**THE PROBLEM:**
Each record below should appear again exactly as written.

**RECORD EXTRACTS:**
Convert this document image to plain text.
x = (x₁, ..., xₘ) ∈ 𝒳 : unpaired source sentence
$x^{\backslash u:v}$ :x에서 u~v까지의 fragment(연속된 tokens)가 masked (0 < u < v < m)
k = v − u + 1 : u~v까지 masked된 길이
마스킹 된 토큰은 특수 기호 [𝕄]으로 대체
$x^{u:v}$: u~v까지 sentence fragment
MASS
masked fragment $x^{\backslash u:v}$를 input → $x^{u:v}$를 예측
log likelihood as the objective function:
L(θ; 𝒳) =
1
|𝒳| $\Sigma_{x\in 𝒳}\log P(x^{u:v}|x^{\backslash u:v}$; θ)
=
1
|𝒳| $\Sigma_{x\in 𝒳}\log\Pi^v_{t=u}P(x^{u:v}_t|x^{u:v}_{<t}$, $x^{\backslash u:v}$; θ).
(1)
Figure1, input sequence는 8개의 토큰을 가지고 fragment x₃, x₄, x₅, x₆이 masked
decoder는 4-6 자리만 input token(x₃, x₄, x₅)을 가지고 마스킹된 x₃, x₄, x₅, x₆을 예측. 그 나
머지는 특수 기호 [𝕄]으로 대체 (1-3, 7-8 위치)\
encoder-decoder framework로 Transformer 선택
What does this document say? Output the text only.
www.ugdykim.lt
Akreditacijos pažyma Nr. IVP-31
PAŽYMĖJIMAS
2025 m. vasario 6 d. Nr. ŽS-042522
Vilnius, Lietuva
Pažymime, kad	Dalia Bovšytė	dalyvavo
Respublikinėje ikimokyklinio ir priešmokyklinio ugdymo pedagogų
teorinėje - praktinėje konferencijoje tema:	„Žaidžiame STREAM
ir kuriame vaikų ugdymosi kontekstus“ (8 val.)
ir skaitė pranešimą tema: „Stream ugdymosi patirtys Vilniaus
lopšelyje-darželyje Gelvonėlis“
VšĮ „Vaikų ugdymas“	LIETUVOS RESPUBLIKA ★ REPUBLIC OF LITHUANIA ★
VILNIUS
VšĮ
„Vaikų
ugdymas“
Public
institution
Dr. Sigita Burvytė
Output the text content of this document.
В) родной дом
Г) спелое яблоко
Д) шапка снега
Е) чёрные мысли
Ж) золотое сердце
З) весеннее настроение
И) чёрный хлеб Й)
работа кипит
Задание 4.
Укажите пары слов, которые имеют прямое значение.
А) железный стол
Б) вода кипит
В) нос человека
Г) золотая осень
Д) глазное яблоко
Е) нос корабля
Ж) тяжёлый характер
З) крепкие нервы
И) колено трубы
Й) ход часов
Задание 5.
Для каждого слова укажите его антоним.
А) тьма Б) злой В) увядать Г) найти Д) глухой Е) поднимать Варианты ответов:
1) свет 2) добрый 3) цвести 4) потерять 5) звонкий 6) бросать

**IN RESPONSE:**
Convert this document image to plain text.
x = (x₁, ..., xₘ) ∈ 𝒳 : unpaired source sentence
$x^{\backslash u:v}$ :x에서 u~v까지의 fragment(연속된 tokens)가 masked (0 < u < v < m)
k = v − u + 1 : u~v까지 masked된 길이
마스킹 된 토큰은 특수 기호 [𝕄]으로 대체
$x^{u:v}$: u~v까지 sentence fragment
MASS
masked fragment $x^{\backslash u:v}$를 input → $x^{u:v}$를 예측
log likelihood as the objective function:
L(θ; 𝒳) =
1
|𝒳| $\Sigma_{x\in 𝒳}\log P(x^{u:v}|x^{\backslash u:v}$; θ)
=
1
|𝒳| $\Sigma_{x\in 𝒳}\log\Pi^v_{t=u}P(x^{u:v}_t|x^{u:v}_{<t}$, $x^{\backslash u:v}$; θ).
(1)
Figure1, input sequence는 8개의 토큰을 가지고 fragment x₃, x₄, x₅, x₆이 masked
decoder는 4-6 자리만 input token(x₃, x₄, x₅)을 가지고 마스킹된 x₃, x₄, x₅, x₆을 예측. 그 나
머지는 특수 기호 [𝕄]으로 대체 (1-3, 7-8 위치)\
encoder-decoder framework로 Transformer 선택
What does this document say? Output the text only.
www.ugdykim.lt
Akreditacijos pažyma Nr. IVP-31
PAŽYMĖJIMAS
2025 m. vasario 6 d. Nr. ŽS-042522
Vilnius, Lietuva
Pažymime, kad	Dalia Bovšytė	dalyvavo
Respublikinėje ikimokyklinio ir priešmokyklinio ugdymo pedagogų
teorinėje - praktinėje konferencijoje tema:	„Žaidžiame STREAM
ir kuriame vaikų ugdymosi kontekstus“ (8 val.)
ir skaitė pranešimą tema: „Stream ugdymosi patirtys Vilniaus
lopšelyje-darželyje Gelvonėlis“
VšĮ „Vaikų ugdymas“	LIETUVOS RESPUBLIKA ★ REPUBLIC OF LITHUANIA ★
VILNIUS
VšĮ
„Vaikų
ugdymas“
Public
institution
Dr. Sigita Burvytė
Output the text content of this document.
В) родной дом
Г) спелое яблоко
Д) шапка снега
Е) чёрные мысли
Ж) золотое сердце
З) весеннее настроение
И) чёрный хлеб Й)
работа кипит
Задание 4.
Укажите пары слов, которые имеют прямое значение.
А) железный стол
Б) вода кипит
В) нос человека
Г) золотая осень
Д) глазное яблоко
Е) нос корабля
Ж) тяжёлый характер
З) крепкие нервы
И) колено трубы
Й) ход часов
Задание 5.
Для каждого слова укажите его антоним.
А) тьма Б) злой В) увядать Г) найти Д) глухой Е) поднимать Варианты ответов:
1) свет 2) добрый 3) цвести 4) потерять 5) звонкий 6) бросать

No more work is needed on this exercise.